Material shown start

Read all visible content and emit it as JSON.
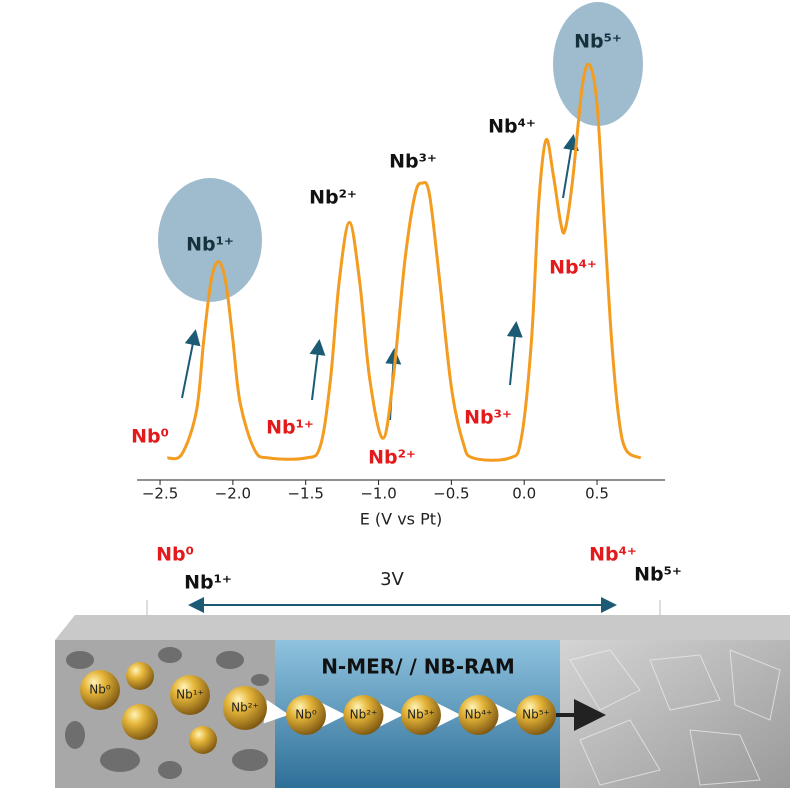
{
  "chart_data": {
    "type": "line",
    "xlabel": "E (V vs Pt)",
    "xlim": [
      -2.65,
      0.97
    ],
    "ylim": [
      -0.056,
      1.1
    ],
    "xticks": [
      {
        "value": -2.5,
        "label": "−2.5"
      },
      {
        "value": -2.0,
        "label": "−2.0"
      },
      {
        "value": -1.5,
        "label": "−1.5"
      },
      {
        "value": -1.0,
        "label": "−1.0"
      },
      {
        "value": -0.5,
        "label": "−0.5"
      },
      {
        "value": 0.0,
        "label": "0.0"
      },
      0.5
    ],
    "series": [
      {
        "color": "#f39c1f",
        "x": [
          -2.45,
          -2.35,
          -2.25,
          -2.2,
          -2.15,
          -2.1,
          -2.05,
          -2.0,
          -1.95,
          -1.85,
          -1.75,
          -1.5,
          -1.4,
          -1.33,
          -1.27,
          -1.2,
          -1.13,
          -1.06,
          -0.97,
          -0.9,
          -0.82,
          -0.75,
          -0.7,
          -0.65,
          -0.58,
          -0.5,
          -0.42,
          -0.35,
          -0.1,
          -0.02,
          0.05,
          0.1,
          0.15,
          0.2,
          0.25,
          0.28,
          0.33,
          0.4,
          0.45,
          0.5,
          0.55,
          0.6,
          0.65,
          0.7,
          0.8
        ],
        "values": [
          0,
          0.01,
          0.12,
          0.3,
          0.45,
          0.5,
          0.45,
          0.3,
          0.14,
          0.02,
          0,
          0,
          0.03,
          0.2,
          0.45,
          0.6,
          0.45,
          0.2,
          0.05,
          0.2,
          0.5,
          0.67,
          0.7,
          0.67,
          0.45,
          0.18,
          0.04,
          0,
          0,
          0.05,
          0.3,
          0.65,
          0.81,
          0.72,
          0.6,
          0.58,
          0.7,
          0.95,
          1.0,
          0.9,
          0.6,
          0.3,
          0.1,
          0.02,
          0
        ]
      }
    ],
    "annotations": [
      {
        "text": "Nb¹⁺",
        "color": "#17303d"
      },
      {
        "text": "Nb²⁺",
        "color": "#111111"
      },
      {
        "text": "Nb³⁺",
        "color": "#111111"
      },
      {
        "text": "Nb⁴⁺",
        "color": "#111111"
      },
      {
        "text": "Nb⁵⁺",
        "color": "#17303d"
      },
      {
        "text": "Nb⁰",
        "color": "#e3191c"
      },
      {
        "text": "Nb¹⁺",
        "color": "#e3191c"
      },
      {
        "text": "Nb²⁺",
        "color": "#e3191c"
      },
      {
        "text": "Nb³⁺",
        "color": "#e3191c"
      },
      {
        "text": "Nb⁴⁺",
        "color": "#e3191c"
      }
    ]
  },
  "diagram": {
    "labels": [
      {
        "text": "Nb⁰",
        "color": "#e3191c"
      },
      {
        "text": "Nb¹⁺",
        "color": "#111111"
      },
      {
        "text": "3V",
        "color": "#222222"
      },
      {
        "text": "Nb⁴⁺",
        "color": "#e3191c"
      },
      {
        "text": "Nb⁵⁺",
        "color": "#111111"
      }
    ],
    "title": "N-MER/ / NB-RAM",
    "balls": [
      "Nb⁰",
      "Nb¹⁺",
      "Nb²⁺"
    ],
    "chain": [
      "Nb⁰",
      "Nb²⁺",
      "Nb³⁺",
      "Nb⁴⁺",
      "Nb⁵⁺"
    ]
  }
}
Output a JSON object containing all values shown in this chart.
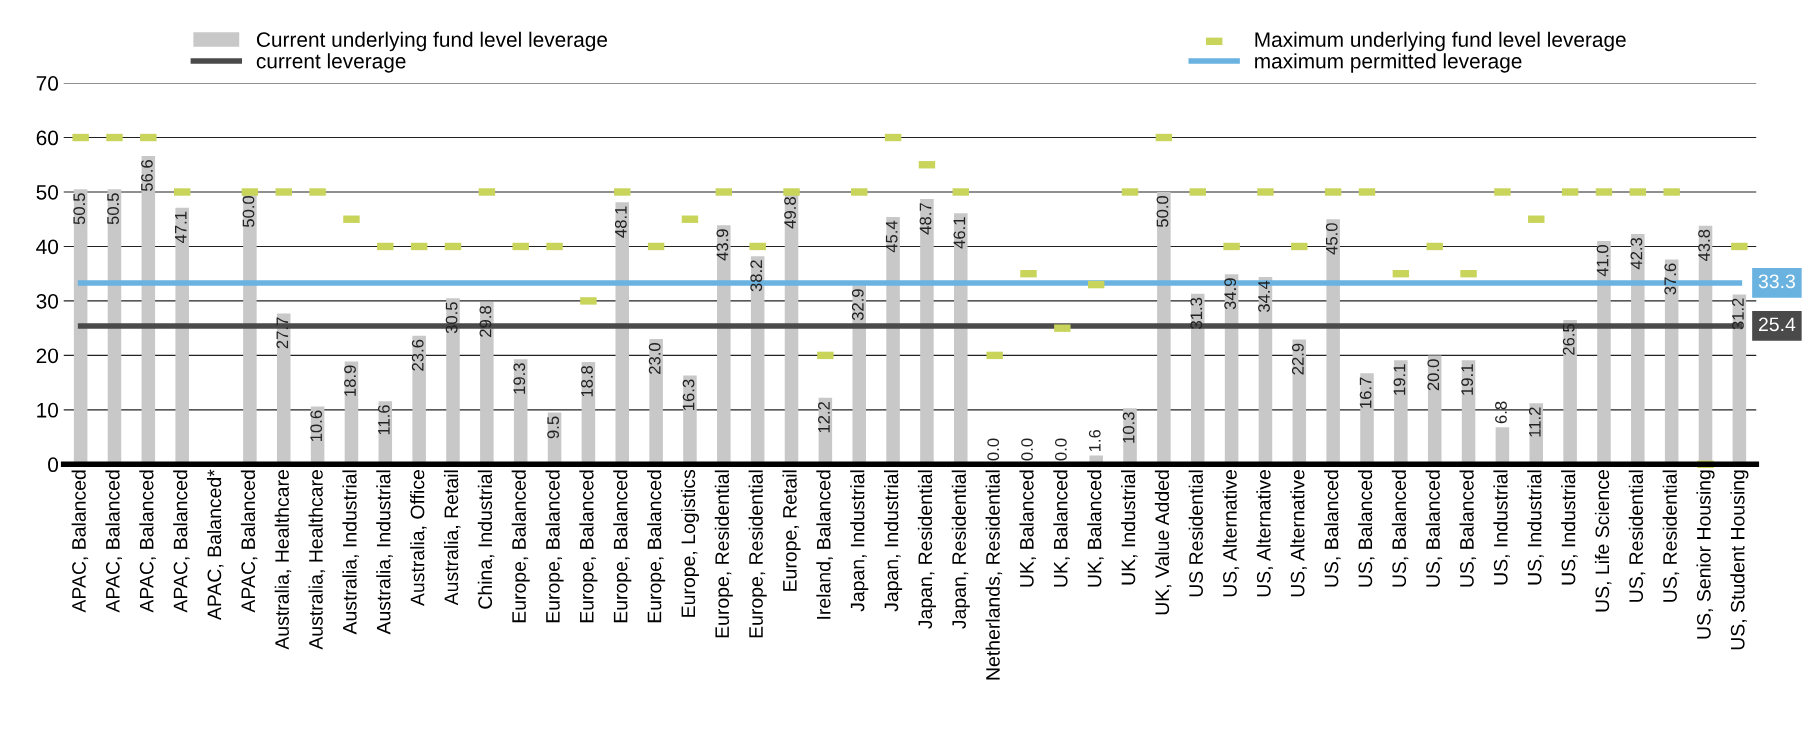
{
  "chart_data": {
    "type": "bar",
    "categories": [
      "APAC, Balanced",
      "APAC, Balanced",
      "APAC, Balanced",
      "APAC, Balanced",
      "APAC, Balanced*",
      "APAC, Balanced",
      "Australia, Healthcare",
      "Australia, Healthcare",
      "Australia, Industrial",
      "Australia, Industrial",
      "Australia, Office",
      "Australia, Retail",
      "China, Industrial",
      "Europe, Balanced",
      "Europe, Balanced",
      "Europe, Balanced",
      "Europe, Balanced",
      "Europe, Balanced",
      "Europe, Logistics",
      "Europe, Residential",
      "Europe, Residential",
      "Europe, Retail",
      "Ireland, Balanced",
      "Japan, Industrial",
      "Japan, Industrial",
      "Japan, Residential",
      "Japan, Residential",
      "Netherlands, Residential",
      "UK, Balanced",
      "UK, Balanced",
      "UK, Balanced",
      "UK, Industrial",
      "UK, Value Added",
      "US Residential",
      "US, Alternative",
      "US, Alternative",
      "US, Alternative",
      "US, Balanced",
      "US, Balanced",
      "US, Balanced",
      "US, Balanced",
      "US, Balanced",
      "US, Industrial",
      "US, Industrial",
      "US, Industrial",
      "US, Life Science",
      "US, Residential",
      "US, Residential",
      "US, Senior Housing",
      "US, Student Housing"
    ],
    "series": [
      {
        "type": "bar",
        "name": "Current underlying fund level leverage",
        "color": "#c8c8c8",
        "values": [
          50.5,
          50.5,
          56.6,
          47.1,
          null,
          50.0,
          27.7,
          10.6,
          18.9,
          11.6,
          23.6,
          30.5,
          29.8,
          19.3,
          9.5,
          18.8,
          48.1,
          23.0,
          16.3,
          43.9,
          38.2,
          49.8,
          12.2,
          32.9,
          45.4,
          48.7,
          46.1,
          0.0,
          0.0,
          0.0,
          1.6,
          10.3,
          50.0,
          31.3,
          34.9,
          34.4,
          22.9,
          45.0,
          16.7,
          19.1,
          20.0,
          19.1,
          6.8,
          11.2,
          26.5,
          41.0,
          42.3,
          37.6,
          43.8,
          31.2
        ],
        "value_labels": [
          "50.5",
          "50.5",
          "56.6",
          "47.1",
          null,
          "50.0",
          "27.7",
          "10.6",
          "18.9",
          "11.6",
          "23.6",
          "30.5",
          "29.8",
          "19.3",
          "9.5",
          "18.8",
          "48.1",
          "23.0",
          "16.3",
          "43.9",
          "38.2",
          "49.8",
          "12.2",
          "32.9",
          "45.4",
          "48.7",
          "46.1",
          "0.0",
          "0.0",
          "0.0",
          "1.6",
          "10.3",
          "50.0",
          "31.3",
          "34.9",
          "34.4",
          "22.9",
          "45.0",
          "16.7",
          "19.1",
          "20.0",
          "19.1",
          "6.8",
          "11.2",
          "26.5",
          "41.0",
          "42.3",
          "37.6",
          "43.8",
          "31.2"
        ]
      },
      {
        "type": "line",
        "name": "current leverage",
        "color": "#4a4a4a",
        "values": [
          25.4,
          25.4,
          25.4,
          25.4,
          25.4,
          25.4,
          25.4,
          25.4,
          25.4,
          25.4,
          25.4,
          25.4,
          25.4,
          25.4,
          25.4,
          25.4,
          25.4,
          25.4,
          25.4,
          25.4,
          25.4,
          25.4,
          25.4,
          25.4,
          25.4,
          25.4,
          25.4,
          25.4,
          25.4,
          25.4,
          25.4,
          25.4,
          25.4,
          25.4,
          25.4,
          25.4,
          25.4,
          25.4,
          25.4,
          25.4,
          25.4,
          25.4,
          25.4,
          25.4,
          25.4,
          25.4,
          25.4,
          25.4,
          25.4,
          25.4
        ],
        "value_labels": [
          null,
          null,
          null,
          null,
          null,
          null,
          null,
          null,
          null,
          null,
          null,
          null,
          null,
          null,
          null,
          null,
          null,
          null,
          null,
          null,
          null,
          null,
          null,
          null,
          null,
          null,
          null,
          null,
          null,
          null,
          null,
          null,
          null,
          null,
          null,
          null,
          null,
          null,
          null,
          null,
          null,
          null,
          null,
          null,
          null,
          null,
          null,
          null,
          null,
          "25.4"
        ]
      },
      {
        "type": "scatter",
        "name": "Maximum underlying fund level leverage",
        "color": "#c8d45a",
        "marker": "square",
        "values": [
          60,
          60,
          60,
          50,
          null,
          50,
          50,
          50,
          45,
          40,
          40,
          40,
          50,
          40,
          40,
          30,
          50,
          40,
          45,
          50,
          40,
          50,
          20,
          50,
          60,
          55,
          50,
          20,
          35,
          25,
          33,
          50,
          60,
          50,
          40,
          50,
          40,
          50,
          50,
          35,
          40,
          35,
          50,
          45,
          50,
          50,
          50,
          50,
          0,
          40
        ]
      },
      {
        "type": "line",
        "name": "maximum permitted leverage",
        "color": "#6ab2e0",
        "values": [
          33.3,
          33.3,
          33.3,
          33.3,
          33.3,
          33.3,
          33.3,
          33.3,
          33.3,
          33.3,
          33.3,
          33.3,
          33.3,
          33.3,
          33.3,
          33.3,
          33.3,
          33.3,
          33.3,
          33.3,
          33.3,
          33.3,
          33.3,
          33.3,
          33.3,
          33.3,
          33.3,
          33.3,
          33.3,
          33.3,
          33.3,
          33.3,
          33.3,
          33.3,
          33.3,
          33.3,
          33.3,
          33.3,
          33.3,
          33.3,
          33.3,
          33.3,
          33.3,
          33.3,
          33.3,
          33.3,
          33.3,
          33.3,
          33.3,
          33.3
        ],
        "value_labels": [
          null,
          null,
          null,
          null,
          null,
          null,
          null,
          null,
          null,
          null,
          null,
          null,
          null,
          null,
          null,
          null,
          null,
          null,
          null,
          null,
          null,
          null,
          null,
          null,
          null,
          null,
          null,
          null,
          null,
          null,
          null,
          null,
          null,
          null,
          null,
          null,
          null,
          null,
          null,
          null,
          null,
          null,
          null,
          null,
          null,
          null,
          null,
          null,
          null,
          "33.3"
        ]
      }
    ],
    "ylim": [
      0,
      70
    ],
    "yticks": [
      0,
      10,
      20,
      30,
      40,
      50,
      60,
      70
    ],
    "grid": "y",
    "legend": "top"
  }
}
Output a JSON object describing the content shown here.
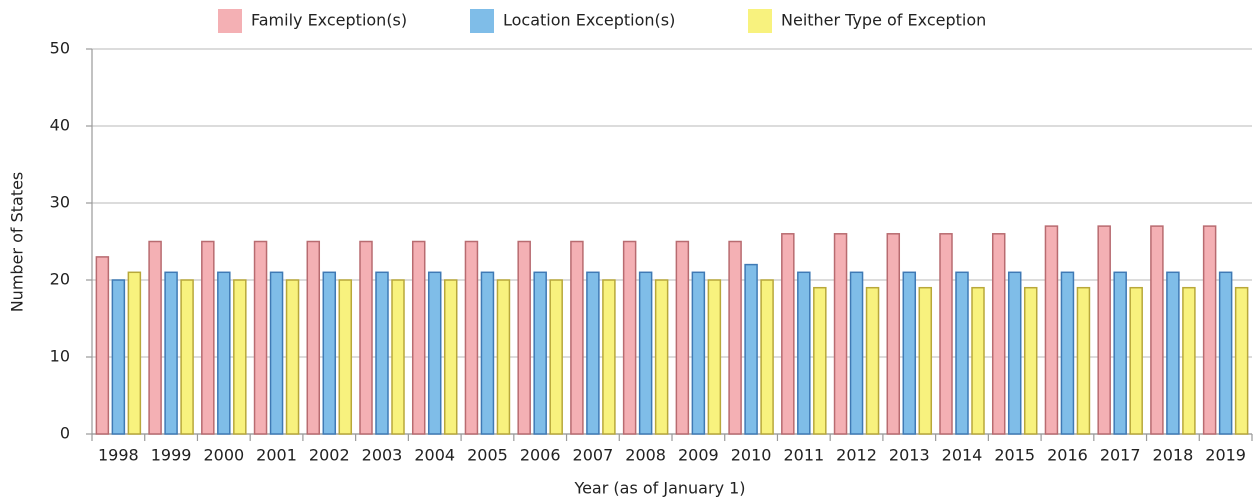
{
  "chart_data": {
    "type": "bar",
    "x_label": "Year (as of January 1)",
    "y_label": "Number of States",
    "categories": [
      "1998",
      "1999",
      "2000",
      "2001",
      "2002",
      "2003",
      "2004",
      "2005",
      "2006",
      "2007",
      "2008",
      "2009",
      "2010",
      "2011",
      "2012",
      "2013",
      "2014",
      "2015",
      "2016",
      "2017",
      "2018",
      "2019"
    ],
    "series": [
      {
        "name": "Family Exception(s)",
        "color": "#f4b0b4",
        "values": [
          23,
          25,
          25,
          25,
          25,
          25,
          25,
          25,
          25,
          25,
          25,
          25,
          25,
          26,
          26,
          26,
          26,
          26,
          27,
          27,
          27,
          27
        ]
      },
      {
        "name": "Location Exception(s)",
        "color": "#7fbde8",
        "values": [
          20,
          21,
          21,
          21,
          21,
          21,
          21,
          21,
          21,
          21,
          21,
          21,
          22,
          21,
          21,
          21,
          21,
          21,
          21,
          21,
          21,
          21
        ]
      },
      {
        "name": "Neither Type of Exception",
        "color": "#f8f27e",
        "values": [
          21,
          20,
          20,
          20,
          20,
          20,
          20,
          20,
          20,
          20,
          20,
          20,
          20,
          19,
          19,
          19,
          19,
          19,
          19,
          19,
          19,
          19
        ]
      }
    ],
    "ylim": [
      0,
      50
    ],
    "yticks": [
      0,
      10,
      20,
      30,
      40,
      50
    ],
    "grid": true,
    "legend": "top"
  }
}
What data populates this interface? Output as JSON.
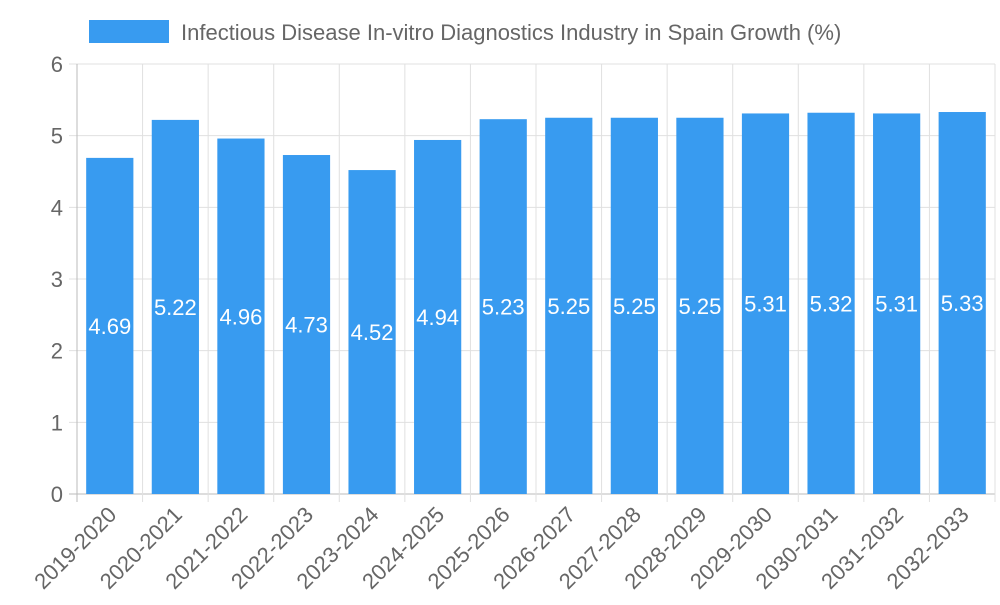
{
  "chart_data": {
    "type": "bar",
    "title": "",
    "legend": {
      "label": "Infectious Disease In-vitro Diagnostics Industry in Spain Growth (%)",
      "placement": "top"
    },
    "categories": [
      "2019-2020",
      "2020-2021",
      "2021-2022",
      "2022-2023",
      "2023-2024",
      "2024-2025",
      "2025-2026",
      "2026-2027",
      "2027-2028",
      "2028-2029",
      "2029-2030",
      "2030-2031",
      "2031-2032",
      "2032-2033"
    ],
    "values": [
      4.69,
      5.22,
      4.96,
      4.73,
      4.52,
      4.94,
      5.23,
      5.25,
      5.25,
      5.25,
      5.31,
      5.32,
      5.31,
      5.33
    ],
    "ylim": [
      0,
      6
    ],
    "yticks": [
      0,
      1,
      2,
      3,
      4,
      5,
      6
    ],
    "xlabel": "",
    "ylabel": "",
    "grid": true,
    "colors": {
      "bar": "#389bf0",
      "text": "#666666",
      "grid": "#e0e0e0",
      "label": "#ffffff"
    }
  }
}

Material shown end

Exercise - Read the entries and pick out all lines that include the word "content".

Solved exercise -
Read all visible content and emit it as JSON.
Output a JSON object describing the content shown here.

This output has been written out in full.